[START OF LISTING]

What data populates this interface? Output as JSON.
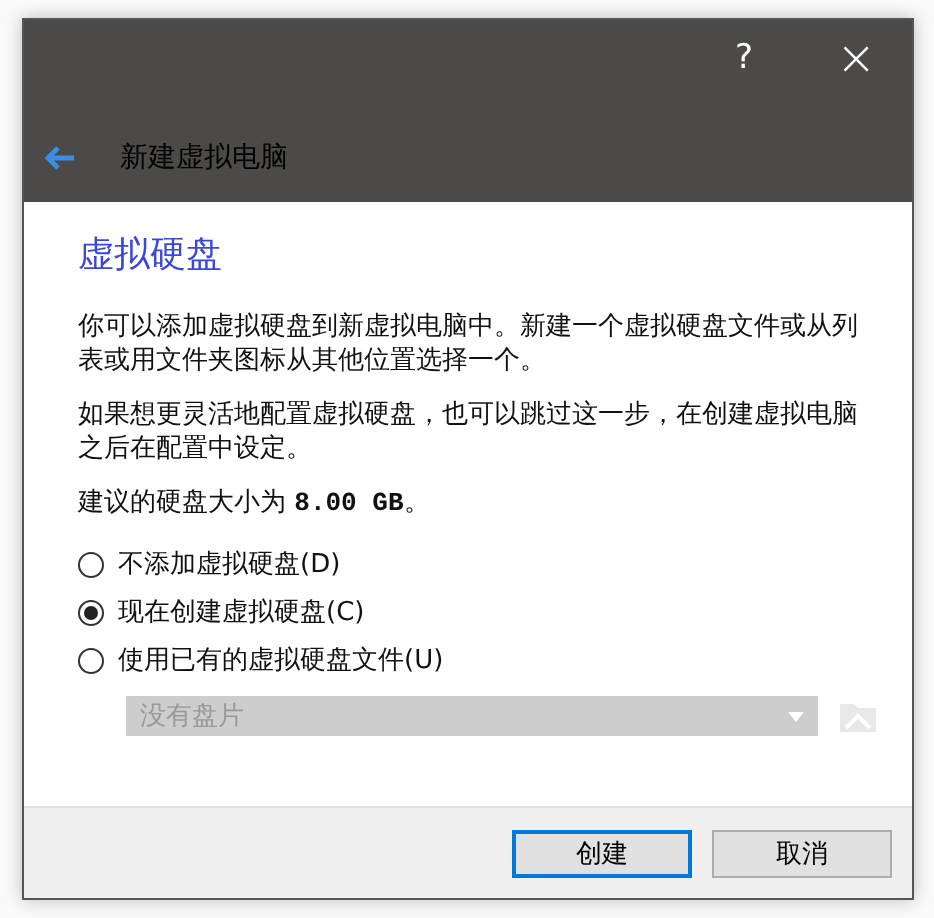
{
  "window": {
    "title": "新建虚拟电脑",
    "help": "?",
    "close": "×"
  },
  "page": {
    "heading": "虚拟硬盘",
    "paragraphs": [
      "你可以添加虚拟硬盘到新虚拟电脑中。新建一个虚拟硬盘文件或从列表或用文件夹图标从其他位置选择一个。",
      "如果想更灵活地配置虚拟硬盘，也可以跳过这一步，在创建虚拟电脑之后在配置中设定。",
      "建议的硬盘大小为 **8.00 GB**。"
    ],
    "options": [
      {
        "label": "不添加虚拟硬盘(D)",
        "selected": false
      },
      {
        "label": "现在创建虚拟硬盘(C)",
        "selected": true
      },
      {
        "label": "使用已有的虚拟硬盘文件(U)",
        "selected": false
      }
    ],
    "disk_select": {
      "value": "没有盘片",
      "disabled": true
    }
  },
  "buttons": [
    {
      "label": "创建",
      "default": true
    },
    {
      "label": "取消",
      "default": false
    }
  ]
}
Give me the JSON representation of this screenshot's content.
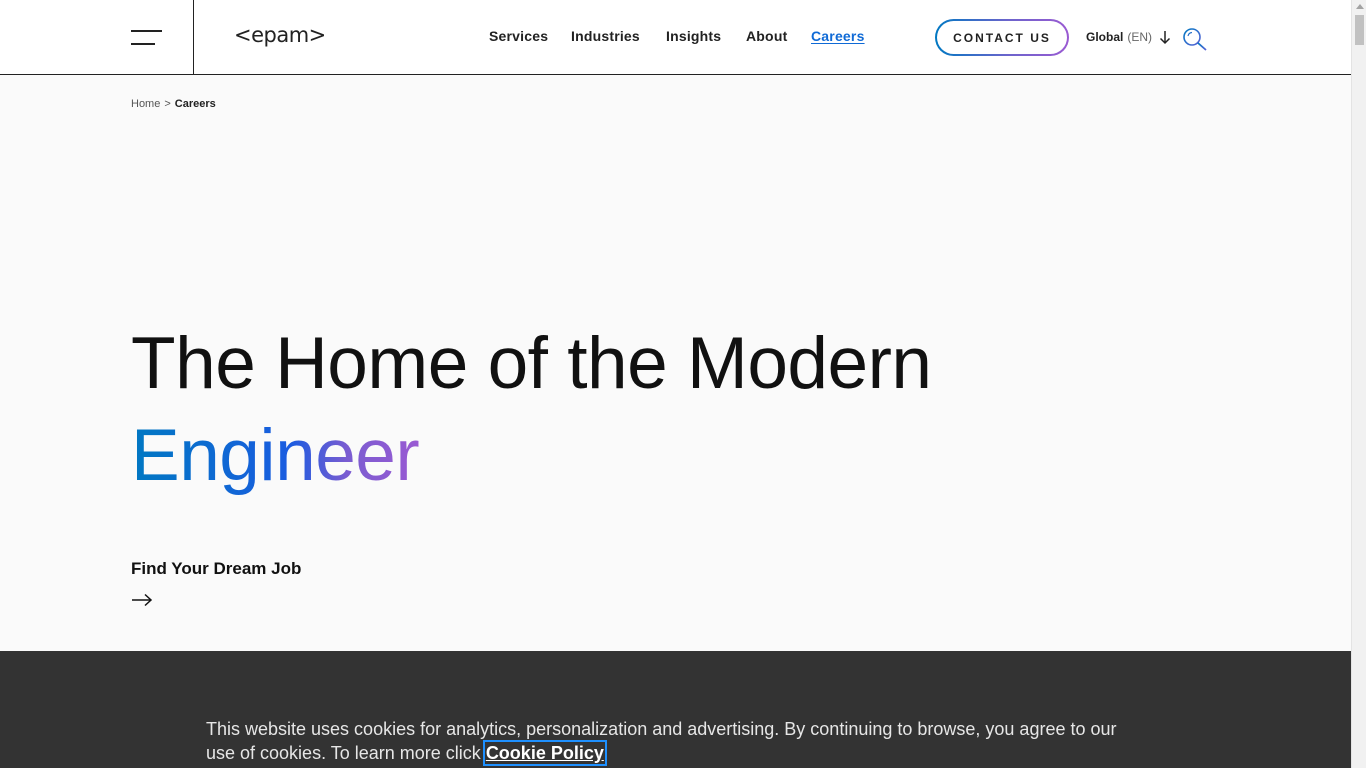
{
  "header": {
    "logo_text": "<epam>",
    "nav": [
      {
        "label": "Services",
        "active": false
      },
      {
        "label": "Industries",
        "active": false
      },
      {
        "label": "Insights",
        "active": false
      },
      {
        "label": "About",
        "active": false
      },
      {
        "label": "Careers",
        "active": true
      }
    ],
    "contact_label": "CONTACT US",
    "region": "Global",
    "language_code": "(EN)",
    "icons": [
      "hamburger-menu-icon",
      "arrow-down-icon",
      "search-icon"
    ]
  },
  "breadcrumb": {
    "home": "Home",
    "separator": ">",
    "current": "Careers"
  },
  "hero": {
    "title_line1": "The Home of the Modern",
    "title_line2": "Engineer",
    "cta_label": "Find Your Dream Job",
    "cta_icon": "arrow-right-icon"
  },
  "cookie_banner": {
    "text": "This website uses cookies for analytics, personalization and advertising. By continuing to browse, you agree to our use of cookies. To learn more click",
    "link_label": "Cookie Policy"
  },
  "colors": {
    "accent_blue": "#0f6ad6",
    "gradient_start": "#0078c2",
    "gradient_end": "#9a5ad2",
    "banner_bg": "#333333"
  }
}
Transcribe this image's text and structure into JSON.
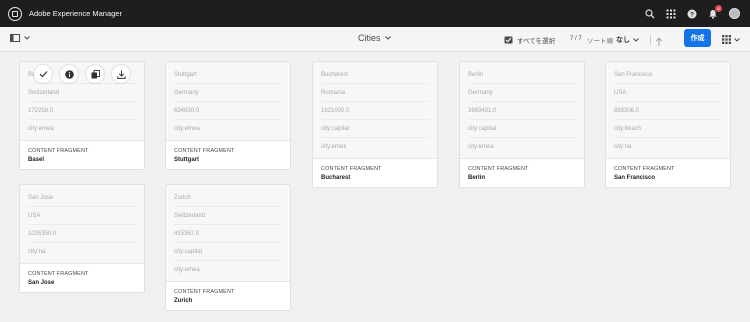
{
  "app": {
    "title": "Adobe Experience Manager",
    "notification_count": "4"
  },
  "toolbar": {
    "title": "Cities",
    "select_all": "すべてを選択",
    "count": "7 / 7",
    "sort_label": "ソート順",
    "sort_value": "なし",
    "create_label": "作成"
  },
  "cards": [
    {
      "lines": [
        "Basel",
        "Switzerland",
        "172258.0",
        "city:emea"
      ],
      "type": "CONTENT FRAGMENT",
      "name": "Basel"
    },
    {
      "lines": [
        "Stuttgart",
        "Germany",
        "634830.0",
        "city:emea"
      ],
      "type": "CONTENT FRAGMENT",
      "name": "Stuttgart"
    },
    {
      "lines": [
        "Bucharest",
        "Romania",
        "1821000.0",
        "city:capital",
        "city:emex"
      ],
      "type": "CONTENT FRAGMENT",
      "name": "Bucharest"
    },
    {
      "lines": [
        "Berlin",
        "Germany",
        "3669491.0",
        "city:capital",
        "city:emea"
      ],
      "type": "CONTENT FRAGMENT",
      "name": "Berlin"
    },
    {
      "lines": [
        "San Francisco",
        "USA",
        "883306.0",
        "city:beach",
        "city:na"
      ],
      "type": "CONTENT FRAGMENT",
      "name": "San Francisco"
    },
    {
      "lines": [
        "San Jose",
        "USA",
        "1026350.0",
        "city:na"
      ],
      "type": "CONTENT FRAGMENT",
      "name": "San Jose"
    },
    {
      "lines": [
        "Zurich",
        "Switzerland",
        "415367.0",
        "city:capital",
        "city:emea"
      ],
      "type": "CONTENT FRAGMENT",
      "name": "Zurich"
    }
  ],
  "colors": {
    "shell": "#1e1e1e",
    "accent": "#1473e6",
    "badge": "#e34850"
  },
  "icons": {
    "quick_actions": [
      "checkmark-icon",
      "info-icon",
      "copy-icon",
      "download-icon"
    ]
  }
}
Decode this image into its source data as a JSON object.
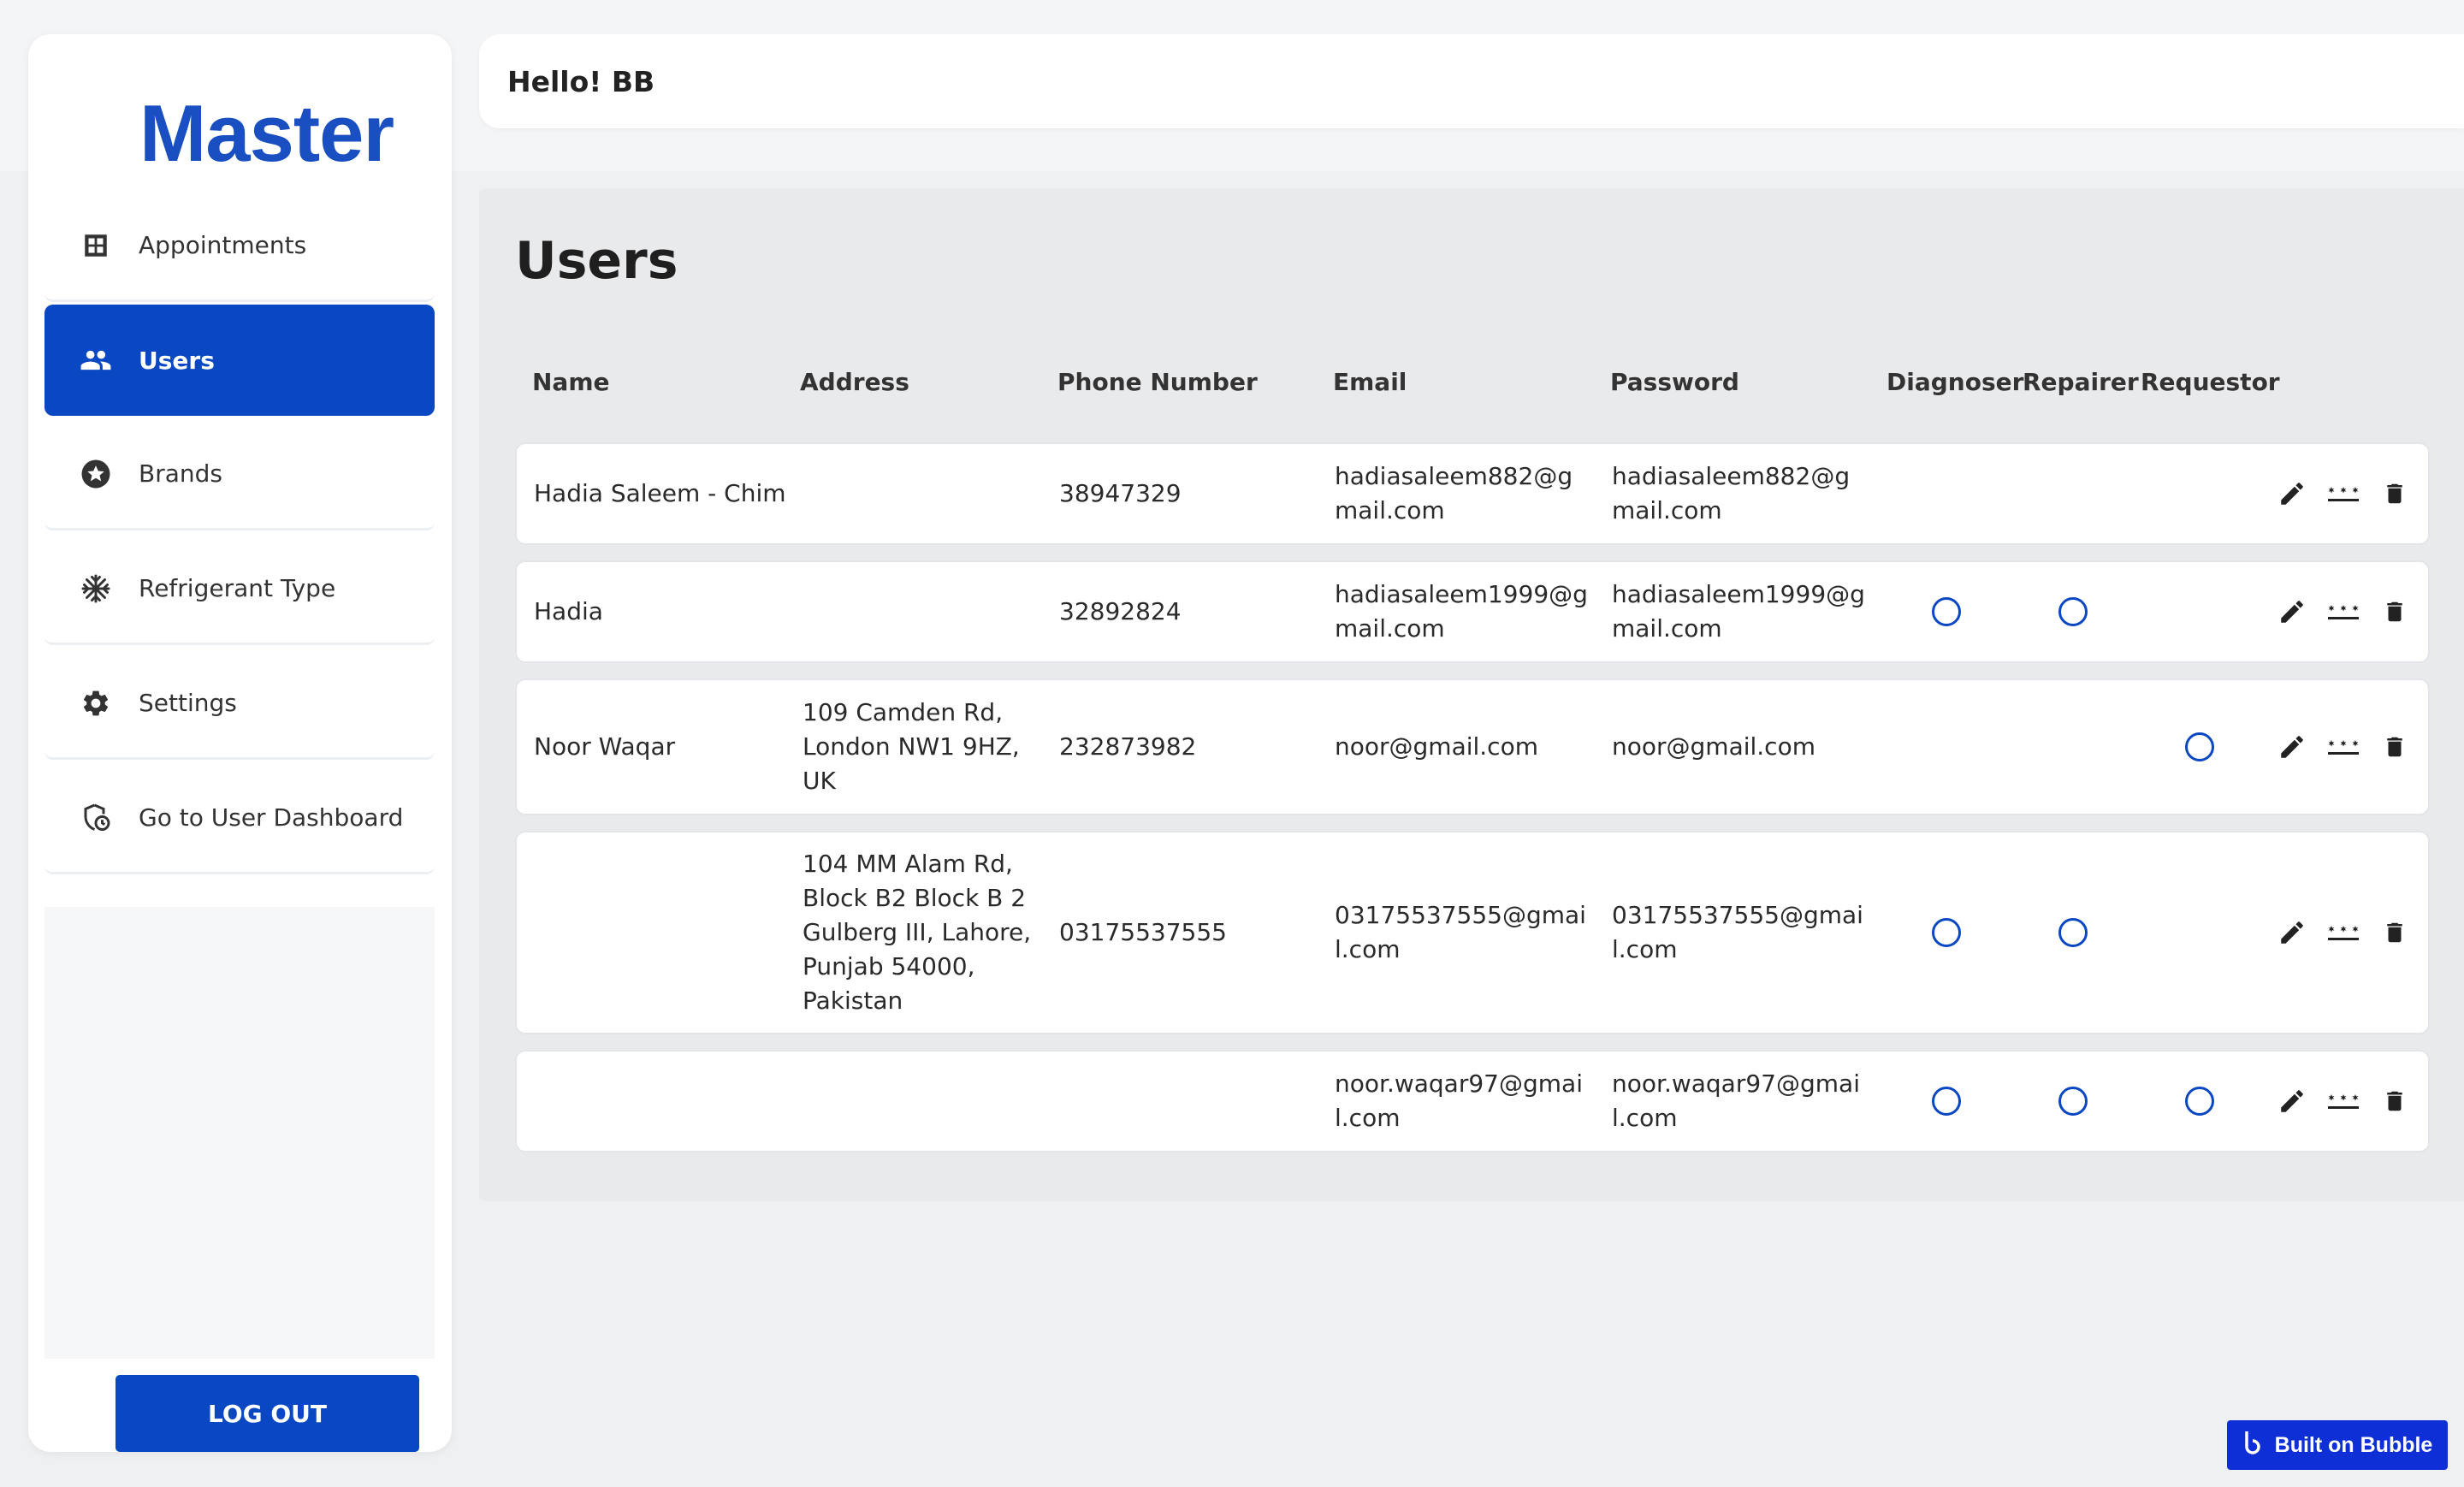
{
  "app": {
    "logo_text": "Master"
  },
  "sidebar": {
    "items": [
      {
        "label": "Appointments",
        "icon": "grid-icon"
      },
      {
        "label": "Users",
        "icon": "users-icon",
        "active": true
      },
      {
        "label": "Brands",
        "icon": "star-badge-icon"
      },
      {
        "label": "Refrigerant Type",
        "icon": "snowflake-icon"
      },
      {
        "label": "Settings",
        "icon": "gear-icon"
      },
      {
        "label": "Go to User Dashboard",
        "icon": "shield-clock-icon"
      }
    ],
    "logout_label": "LOG OUT"
  },
  "header": {
    "greeting": "Hello! BB"
  },
  "main": {
    "title": "Users",
    "columns": [
      "Name",
      "Address",
      "Phone Number",
      "Email",
      "Password",
      "Diagnoser",
      "Repairer",
      "Requestor"
    ],
    "rows": [
      {
        "name": "Hadia Saleem - Chim",
        "address": "",
        "phone": "38947329",
        "email": "hadiasaleem882@gmail.com",
        "password": "hadiasaleem882@gmail.com",
        "diagnoser": true,
        "repairer": true,
        "requestor": true
      },
      {
        "name": "Hadia",
        "address": "",
        "phone": "32892824",
        "email": "hadiasaleem1999@gmail.com",
        "password": "hadiasaleem1999@gmail.com",
        "diagnoser": false,
        "repairer": false,
        "requestor": true
      },
      {
        "name": "Noor Waqar",
        "address": "109 Camden Rd, London NW1 9HZ, UK",
        "phone": "232873982",
        "email": "noor@gmail.com",
        "password": "noor@gmail.com",
        "diagnoser": true,
        "repairer": true,
        "requestor": false
      },
      {
        "name": "",
        "address": "104 MM Alam Rd, Block B2 Block B 2 Gulberg III, Lahore, Punjab 54000, Pakistan",
        "phone": "03175537555",
        "email": "03175537555@gmail.com",
        "password": "03175537555@gmail.com",
        "diagnoser": false,
        "repairer": false,
        "requestor": true
      },
      {
        "name": "",
        "address": "",
        "phone": "",
        "email": "noor.waqar97@gmail.com",
        "password": "noor.waqar97@gmail.com",
        "diagnoser": false,
        "repairer": false,
        "requestor": false
      }
    ],
    "row_actions": [
      "pencil-icon",
      "password-dots-icon",
      "trash-icon"
    ]
  },
  "badge": {
    "label": "Built on Bubble"
  },
  "colors": {
    "accent": "#0a47c2",
    "background": "#eff0f2",
    "panel": "#e9eaec"
  }
}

[END OF LISTING]

▶ _WHAT IS ASKED_: Restate the records above in full, word for word. Keep pictures out.

▶ _CORRECT ANSWER_:
What data populates this interface? Output as JSON.
{
  "window": {
    "title": "新建虚拟电脑",
    "help": "?",
    "close": "×"
  },
  "page": {
    "heading": "虚拟硬盘",
    "paragraphs": [
      "你可以添加虚拟硬盘到新虚拟电脑中。新建一个虚拟硬盘文件或从列表或用文件夹图标从其他位置选择一个。",
      "如果想更灵活地配置虚拟硬盘，也可以跳过这一步，在创建虚拟电脑之后在配置中设定。",
      "建议的硬盘大小为 **8.00 GB**。"
    ],
    "options": [
      {
        "label": "不添加虚拟硬盘(D)",
        "selected": false
      },
      {
        "label": "现在创建虚拟硬盘(C)",
        "selected": true
      },
      {
        "label": "使用已有的虚拟硬盘文件(U)",
        "selected": false
      }
    ],
    "disk_select": {
      "value": "没有盘片",
      "disabled": true
    }
  },
  "buttons": [
    {
      "label": "创建",
      "default": true
    },
    {
      "label": "取消",
      "default": false
    }
  ]
}
Give me the JSON representation of this screenshot's content.
{
  "header": {
    "logo_text": "<epam>",
    "nav": [
      {
        "label": "Services",
        "active": false
      },
      {
        "label": "Industries",
        "active": false
      },
      {
        "label": "Insights",
        "active": false
      },
      {
        "label": "About",
        "active": false
      },
      {
        "label": "Careers",
        "active": true
      }
    ],
    "contact_label": "CONTACT US",
    "region": "Global",
    "language_code": "(EN)",
    "icons": [
      "hamburger-menu-icon",
      "arrow-down-icon",
      "search-icon"
    ]
  },
  "breadcrumb": {
    "home": "Home",
    "separator": ">",
    "current": "Careers"
  },
  "hero": {
    "title_line1": "The Home of the Modern",
    "title_line2": "Engineer",
    "cta_label": "Find Your Dream Job",
    "cta_icon": "arrow-right-icon"
  },
  "cookie_banner": {
    "text": "This website uses cookies for analytics, personalization and advertising. By continuing to browse, you agree to our use of cookies. To learn more click",
    "link_label": "Cookie Policy"
  },
  "colors": {
    "accent_blue": "#0f6ad6",
    "gradient_start": "#0078c2",
    "gradient_end": "#9a5ad2",
    "banner_bg": "#333333"
  }
}
Transcribe this image's text and structure into JSON.
{
  "app": {
    "title": "Adobe Experience Manager",
    "notification_count": "4"
  },
  "toolbar": {
    "title": "Cities",
    "select_all": "すべてを選択",
    "count": "7 / 7",
    "sort_label": "ソート順",
    "sort_value": "なし",
    "create_label": "作成"
  },
  "cards": [
    {
      "lines": [
        "Basel",
        "Switzerland",
        "172258.0",
        "city:emea"
      ],
      "type": "CONTENT FRAGMENT",
      "name": "Basel"
    },
    {
      "lines": [
        "Stuttgart",
        "Germany",
        "634830.0",
        "city:emea"
      ],
      "type": "CONTENT FRAGMENT",
      "name": "Stuttgart"
    },
    {
      "lines": [
        "Bucharest",
        "Romania",
        "1821000.0",
        "city:capital",
        "city:emex"
      ],
      "type": "CONTENT FRAGMENT",
      "name": "Bucharest"
    },
    {
      "lines": [
        "Berlin",
        "Germany",
        "3669491.0",
        "city:capital",
        "city:emea"
      ],
      "type": "CONTENT FRAGMENT",
      "name": "Berlin"
    },
    {
      "lines": [
        "San Francisco",
        "USA",
        "883306.0",
        "city:beach",
        "city:na"
      ],
      "type": "CONTENT FRAGMENT",
      "name": "San Francisco"
    },
    {
      "lines": [
        "San Jose",
        "USA",
        "1026350.0",
        "city:na"
      ],
      "type": "CONTENT FRAGMENT",
      "name": "San Jose"
    },
    {
      "lines": [
        "Zurich",
        "Switzerland",
        "415367.0",
        "city:capital",
        "city:emea"
      ],
      "type": "CONTENT FRAGMENT",
      "name": "Zurich"
    }
  ],
  "colors": {
    "shell": "#1e1e1e",
    "accent": "#1473e6",
    "badge": "#e34850"
  },
  "icons": {
    "quick_actions": [
      "checkmark-icon",
      "info-icon",
      "copy-icon",
      "download-icon"
    ]
  }
}
Decode this image into its source data as a JSON object.
{
  "app": {
    "logo_text": "Master"
  },
  "sidebar": {
    "items": [
      {
        "label": "Appointments",
        "icon": "grid-icon"
      },
      {
        "label": "Users",
        "icon": "users-icon",
        "active": true
      },
      {
        "label": "Brands",
        "icon": "star-badge-icon"
      },
      {
        "label": "Refrigerant Type",
        "icon": "snowflake-icon"
      },
      {
        "label": "Settings",
        "icon": "gear-icon"
      },
      {
        "label": "Go to User Dashboard",
        "icon": "shield-clock-icon"
      }
    ],
    "logout_label": "LOG OUT"
  },
  "header": {
    "greeting": "Hello! BB"
  },
  "main": {
    "title": "Users",
    "columns": [
      "Name",
      "Address",
      "Phone Number",
      "Email",
      "Password",
      "Diagnoser",
      "Repairer",
      "Requestor"
    ],
    "rows": [
      {
        "name": "Hadia Saleem - Chim",
        "address": "",
        "phone": "38947329",
        "email": "hadiasaleem882@gmail.com",
        "password": "hadiasaleem882@gmail.com",
        "diagnoser": true,
        "repairer": true,
        "requestor": true
      },
      {
        "name": "Hadia",
        "address": "",
        "phone": "32892824",
        "email": "hadiasaleem1999@gmail.com",
        "password": "hadiasaleem1999@gmail.com",
        "diagnoser": false,
        "repairer": false,
        "requestor": true
      },
      {
        "name": "Noor Waqar",
        "address": "109 Camden Rd, London NW1 9HZ, UK",
        "phone": "232873982",
        "email": "noor@gmail.com",
        "password": "noor@gmail.com",
        "diagnoser": true,
        "repairer": true,
        "requestor": false
      },
      {
        "name": "",
        "address": "104 MM Alam Rd, Block B2 Block B 2 Gulberg III, Lahore, Punjab 54000, Pakistan",
        "phone": "03175537555",
        "email": "03175537555@gmail.com",
        "password": "03175537555@gmail.com",
        "diagnoser": false,
        "repairer": false,
        "requestor": true
      },
      {
        "name": "",
        "address": "",
        "phone": "",
        "email": "noor.waqar97@gmail.com",
        "password": "noor.waqar97@gmail.com",
        "diagnoser": false,
        "repairer": false,
        "requestor": false
      }
    ],
    "row_actions": [
      "pencil-icon",
      "password-dots-icon",
      "trash-icon"
    ]
  },
  "badge": {
    "label": "Built on Bubble"
  },
  "colors": {
    "accent": "#0a47c2",
    "background": "#eff0f2",
    "panel": "#e9eaec"
  }
}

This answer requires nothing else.